▶ **Dataset rows**
----

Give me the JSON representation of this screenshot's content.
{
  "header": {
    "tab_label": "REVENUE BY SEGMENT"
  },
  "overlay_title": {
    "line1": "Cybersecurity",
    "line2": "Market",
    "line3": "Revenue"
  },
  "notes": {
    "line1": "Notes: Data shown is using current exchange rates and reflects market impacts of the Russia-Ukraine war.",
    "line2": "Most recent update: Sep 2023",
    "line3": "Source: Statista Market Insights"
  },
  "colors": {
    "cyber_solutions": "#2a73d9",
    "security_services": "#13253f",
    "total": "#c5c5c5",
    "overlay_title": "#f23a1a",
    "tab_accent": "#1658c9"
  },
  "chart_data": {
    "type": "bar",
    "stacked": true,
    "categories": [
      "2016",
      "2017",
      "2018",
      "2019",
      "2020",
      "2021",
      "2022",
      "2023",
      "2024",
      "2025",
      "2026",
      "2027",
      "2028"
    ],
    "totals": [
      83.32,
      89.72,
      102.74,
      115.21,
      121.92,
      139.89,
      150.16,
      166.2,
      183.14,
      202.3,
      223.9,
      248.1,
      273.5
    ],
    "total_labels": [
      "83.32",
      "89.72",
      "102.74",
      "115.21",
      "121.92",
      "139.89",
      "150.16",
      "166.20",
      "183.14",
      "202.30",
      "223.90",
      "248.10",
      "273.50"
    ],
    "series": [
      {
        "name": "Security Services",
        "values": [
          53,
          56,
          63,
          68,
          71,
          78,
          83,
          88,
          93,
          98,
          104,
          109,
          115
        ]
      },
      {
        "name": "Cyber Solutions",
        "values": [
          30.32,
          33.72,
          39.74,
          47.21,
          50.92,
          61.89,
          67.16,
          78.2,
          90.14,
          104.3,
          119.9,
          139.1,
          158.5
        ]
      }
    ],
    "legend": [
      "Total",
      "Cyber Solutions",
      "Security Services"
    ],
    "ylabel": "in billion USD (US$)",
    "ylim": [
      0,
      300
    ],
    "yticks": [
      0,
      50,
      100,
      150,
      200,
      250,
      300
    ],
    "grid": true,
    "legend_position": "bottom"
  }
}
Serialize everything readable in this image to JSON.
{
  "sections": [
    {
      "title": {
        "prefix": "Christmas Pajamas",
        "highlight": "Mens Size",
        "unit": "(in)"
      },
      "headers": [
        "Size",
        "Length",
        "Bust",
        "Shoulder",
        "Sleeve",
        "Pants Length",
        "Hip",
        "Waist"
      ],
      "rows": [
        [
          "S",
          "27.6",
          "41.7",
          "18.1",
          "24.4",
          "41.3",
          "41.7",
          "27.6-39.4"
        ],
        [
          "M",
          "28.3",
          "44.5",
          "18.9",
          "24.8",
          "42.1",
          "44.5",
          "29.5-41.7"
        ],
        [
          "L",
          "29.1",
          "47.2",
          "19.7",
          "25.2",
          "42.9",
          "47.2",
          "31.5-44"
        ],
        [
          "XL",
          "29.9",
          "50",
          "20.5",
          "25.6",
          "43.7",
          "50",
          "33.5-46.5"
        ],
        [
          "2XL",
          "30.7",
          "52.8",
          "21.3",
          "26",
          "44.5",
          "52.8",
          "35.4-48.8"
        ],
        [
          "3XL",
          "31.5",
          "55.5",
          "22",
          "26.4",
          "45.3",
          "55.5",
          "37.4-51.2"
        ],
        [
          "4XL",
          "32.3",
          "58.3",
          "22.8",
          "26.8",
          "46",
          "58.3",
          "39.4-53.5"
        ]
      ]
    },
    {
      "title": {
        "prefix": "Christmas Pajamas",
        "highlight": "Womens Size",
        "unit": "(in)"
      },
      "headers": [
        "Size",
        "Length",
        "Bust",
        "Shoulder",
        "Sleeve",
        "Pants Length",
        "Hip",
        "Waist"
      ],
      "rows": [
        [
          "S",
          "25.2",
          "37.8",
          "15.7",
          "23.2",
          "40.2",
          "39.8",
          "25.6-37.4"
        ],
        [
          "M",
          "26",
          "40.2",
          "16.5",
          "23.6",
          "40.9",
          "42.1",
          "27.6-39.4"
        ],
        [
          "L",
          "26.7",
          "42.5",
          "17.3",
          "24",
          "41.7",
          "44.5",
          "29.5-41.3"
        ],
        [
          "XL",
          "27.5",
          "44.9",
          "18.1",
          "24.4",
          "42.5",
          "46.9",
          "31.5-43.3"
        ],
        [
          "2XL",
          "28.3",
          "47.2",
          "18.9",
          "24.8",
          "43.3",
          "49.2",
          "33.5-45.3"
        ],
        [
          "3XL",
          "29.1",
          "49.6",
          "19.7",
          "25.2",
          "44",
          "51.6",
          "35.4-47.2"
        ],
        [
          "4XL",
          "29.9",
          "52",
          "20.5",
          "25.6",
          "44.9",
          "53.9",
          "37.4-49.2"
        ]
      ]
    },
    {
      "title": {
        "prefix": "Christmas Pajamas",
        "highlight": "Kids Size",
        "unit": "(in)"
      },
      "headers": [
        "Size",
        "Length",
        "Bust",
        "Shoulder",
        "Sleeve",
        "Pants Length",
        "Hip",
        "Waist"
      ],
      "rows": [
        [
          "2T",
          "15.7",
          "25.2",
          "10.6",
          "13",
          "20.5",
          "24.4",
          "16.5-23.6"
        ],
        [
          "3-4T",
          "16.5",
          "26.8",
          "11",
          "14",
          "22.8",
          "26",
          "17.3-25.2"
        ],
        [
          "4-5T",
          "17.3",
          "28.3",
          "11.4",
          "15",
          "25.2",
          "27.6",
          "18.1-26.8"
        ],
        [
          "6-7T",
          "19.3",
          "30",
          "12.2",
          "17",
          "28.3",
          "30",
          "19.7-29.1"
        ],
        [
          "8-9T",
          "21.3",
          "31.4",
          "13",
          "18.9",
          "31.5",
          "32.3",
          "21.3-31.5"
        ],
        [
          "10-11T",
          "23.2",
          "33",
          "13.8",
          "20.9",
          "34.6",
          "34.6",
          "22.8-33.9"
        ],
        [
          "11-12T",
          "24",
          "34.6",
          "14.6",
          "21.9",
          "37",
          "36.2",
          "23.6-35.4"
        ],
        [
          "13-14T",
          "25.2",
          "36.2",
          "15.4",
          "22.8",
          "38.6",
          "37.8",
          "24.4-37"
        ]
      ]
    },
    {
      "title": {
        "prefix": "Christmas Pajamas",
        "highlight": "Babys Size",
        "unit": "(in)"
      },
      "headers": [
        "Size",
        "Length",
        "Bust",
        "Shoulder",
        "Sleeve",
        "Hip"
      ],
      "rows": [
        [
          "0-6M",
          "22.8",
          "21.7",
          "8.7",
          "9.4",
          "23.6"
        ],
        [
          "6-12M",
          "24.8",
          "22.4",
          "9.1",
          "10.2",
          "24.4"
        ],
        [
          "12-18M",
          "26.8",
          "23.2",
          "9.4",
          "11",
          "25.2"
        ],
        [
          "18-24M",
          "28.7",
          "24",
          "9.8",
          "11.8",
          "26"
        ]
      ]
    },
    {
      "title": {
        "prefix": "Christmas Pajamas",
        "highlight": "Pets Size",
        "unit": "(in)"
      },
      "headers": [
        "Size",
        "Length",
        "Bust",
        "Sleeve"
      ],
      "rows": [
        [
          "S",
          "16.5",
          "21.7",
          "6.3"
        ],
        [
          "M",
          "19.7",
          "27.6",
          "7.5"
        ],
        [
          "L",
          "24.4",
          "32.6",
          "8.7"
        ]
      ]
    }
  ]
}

----

▶ **What you are asked to do**
Nothing should be left out: return all of the records exactly.

▶ **Written answer**
Give me the JSON representation of this screenshot's content.
{
  "header": {
    "tab_label": "REVENUE BY SEGMENT"
  },
  "overlay_title": {
    "line1": "Cybersecurity",
    "line2": "Market",
    "line3": "Revenue"
  },
  "notes": {
    "line1": "Notes: Data shown is using current exchange rates and reflects market impacts of the Russia-Ukraine war.",
    "line2": "Most recent update: Sep 2023",
    "line3": "Source: Statista Market Insights"
  },
  "colors": {
    "cyber_solutions": "#2a73d9",
    "security_services": "#13253f",
    "total": "#c5c5c5",
    "overlay_title": "#f23a1a",
    "tab_accent": "#1658c9"
  },
  "chart_data": {
    "type": "bar",
    "stacked": true,
    "categories": [
      "2016",
      "2017",
      "2018",
      "2019",
      "2020",
      "2021",
      "2022",
      "2023",
      "2024",
      "2025",
      "2026",
      "2027",
      "2028"
    ],
    "totals": [
      83.32,
      89.72,
      102.74,
      115.21,
      121.92,
      139.89,
      150.16,
      166.2,
      183.14,
      202.3,
      223.9,
      248.1,
      273.5
    ],
    "total_labels": [
      "83.32",
      "89.72",
      "102.74",
      "115.21",
      "121.92",
      "139.89",
      "150.16",
      "166.20",
      "183.14",
      "202.30",
      "223.90",
      "248.10",
      "273.50"
    ],
    "series": [
      {
        "name": "Security Services",
        "values": [
          53,
          56,
          63,
          68,
          71,
          78,
          83,
          88,
          93,
          98,
          104,
          109,
          115
        ]
      },
      {
        "name": "Cyber Solutions",
        "values": [
          30.32,
          33.72,
          39.74,
          47.21,
          50.92,
          61.89,
          67.16,
          78.2,
          90.14,
          104.3,
          119.9,
          139.1,
          158.5
        ]
      }
    ],
    "legend": [
      "Total",
      "Cyber Solutions",
      "Security Services"
    ],
    "ylabel": "in billion USD (US$)",
    "ylim": [
      0,
      300
    ],
    "yticks": [
      0,
      50,
      100,
      150,
      200,
      250,
      300
    ],
    "grid": true,
    "legend_position": "bottom"
  }
}
Serialize everything readable in this image to JSON.
{
  "sections": [
    {
      "title": {
        "prefix": "Christmas Pajamas",
        "highlight": "Mens Size",
        "unit": "(in)"
      },
      "headers": [
        "Size",
        "Length",
        "Bust",
        "Shoulder",
        "Sleeve",
        "Pants Length",
        "Hip",
        "Waist"
      ],
      "rows": [
        [
          "S",
          "27.6",
          "41.7",
          "18.1",
          "24.4",
          "41.3",
          "41.7",
          "27.6-39.4"
        ],
        [
          "M",
          "28.3",
          "44.5",
          "18.9",
          "24.8",
          "42.1",
          "44.5",
          "29.5-41.7"
        ],
        [
          "L",
          "29.1",
          "47.2",
          "19.7",
          "25.2",
          "42.9",
          "47.2",
          "31.5-44"
        ],
        [
          "XL",
          "29.9",
          "50",
          "20.5",
          "25.6",
          "43.7",
          "50",
          "33.5-46.5"
        ],
        [
          "2XL",
          "30.7",
          "52.8",
          "21.3",
          "26",
          "44.5",
          "52.8",
          "35.4-48.8"
        ],
        [
          "3XL",
          "31.5",
          "55.5",
          "22",
          "26.4",
          "45.3",
          "55.5",
          "37.4-51.2"
        ],
        [
          "4XL",
          "32.3",
          "58.3",
          "22.8",
          "26.8",
          "46",
          "58.3",
          "39.4-53.5"
        ]
      ]
    },
    {
      "title": {
        "prefix": "Christmas Pajamas",
        "highlight": "Womens Size",
        "unit": "(in)"
      },
      "headers": [
        "Size",
        "Length",
        "Bust",
        "Shoulder",
        "Sleeve",
        "Pants Length",
        "Hip",
        "Waist"
      ],
      "rows": [
        [
          "S",
          "25.2",
          "37.8",
          "15.7",
          "23.2",
          "40.2",
          "39.8",
          "25.6-37.4"
        ],
        [
          "M",
          "26",
          "40.2",
          "16.5",
          "23.6",
          "40.9",
          "42.1",
          "27.6-39.4"
        ],
        [
          "L",
          "26.7",
          "42.5",
          "17.3",
          "24",
          "41.7",
          "44.5",
          "29.5-41.3"
        ],
        [
          "XL",
          "27.5",
          "44.9",
          "18.1",
          "24.4",
          "42.5",
          "46.9",
          "31.5-43.3"
        ],
        [
          "2XL",
          "28.3",
          "47.2",
          "18.9",
          "24.8",
          "43.3",
          "49.2",
          "33.5-45.3"
        ],
        [
          "3XL",
          "29.1",
          "49.6",
          "19.7",
          "25.2",
          "44",
          "51.6",
          "35.4-47.2"
        ],
        [
          "4XL",
          "29.9",
          "52",
          "20.5",
          "25.6",
          "44.9",
          "53.9",
          "37.4-49.2"
        ]
      ]
    },
    {
      "title": {
        "prefix": "Christmas Pajamas",
        "highlight": "Kids Size",
        "unit": "(in)"
      },
      "headers": [
        "Size",
        "Length",
        "Bust",
        "Shoulder",
        "Sleeve",
        "Pants Length",
        "Hip",
        "Waist"
      ],
      "rows": [
        [
          "2T",
          "15.7",
          "25.2",
          "10.6",
          "13",
          "20.5",
          "24.4",
          "16.5-23.6"
        ],
        [
          "3-4T",
          "16.5",
          "26.8",
          "11",
          "14",
          "22.8",
          "26",
          "17.3-25.2"
        ],
        [
          "4-5T",
          "17.3",
          "28.3",
          "11.4",
          "15",
          "25.2",
          "27.6",
          "18.1-26.8"
        ],
        [
          "6-7T",
          "19.3",
          "30",
          "12.2",
          "17",
          "28.3",
          "30",
          "19.7-29.1"
        ],
        [
          "8-9T",
          "21.3",
          "31.4",
          "13",
          "18.9",
          "31.5",
          "32.3",
          "21.3-31.5"
        ],
        [
          "10-11T",
          "23.2",
          "33",
          "13.8",
          "20.9",
          "34.6",
          "34.6",
          "22.8-33.9"
        ],
        [
          "11-12T",
          "24",
          "34.6",
          "14.6",
          "21.9",
          "37",
          "36.2",
          "23.6-35.4"
        ],
        [
          "13-14T",
          "25.2",
          "36.2",
          "15.4",
          "22.8",
          "38.6",
          "37.8",
          "24.4-37"
        ]
      ]
    },
    {
      "title": {
        "prefix": "Christmas Pajamas",
        "highlight": "Babys Size",
        "unit": "(in)"
      },
      "headers": [
        "Size",
        "Length",
        "Bust",
        "Shoulder",
        "Sleeve",
        "Hip"
      ],
      "rows": [
        [
          "0-6M",
          "22.8",
          "21.7",
          "8.7",
          "9.4",
          "23.6"
        ],
        [
          "6-12M",
          "24.8",
          "22.4",
          "9.1",
          "10.2",
          "24.4"
        ],
        [
          "12-18M",
          "26.8",
          "23.2",
          "9.4",
          "11",
          "25.2"
        ],
        [
          "18-24M",
          "28.7",
          "24",
          "9.8",
          "11.8",
          "26"
        ]
      ]
    },
    {
      "title": {
        "prefix": "Christmas Pajamas",
        "highlight": "Pets Size",
        "unit": "(in)"
      },
      "headers": [
        "Size",
        "Length",
        "Bust",
        "Sleeve"
      ],
      "rows": [
        [
          "S",
          "16.5",
          "21.7",
          "6.3"
        ],
        [
          "M",
          "19.7",
          "27.6",
          "7.5"
        ],
        [
          "L",
          "24.4",
          "32.6",
          "8.7"
        ]
      ]
    }
  ]
}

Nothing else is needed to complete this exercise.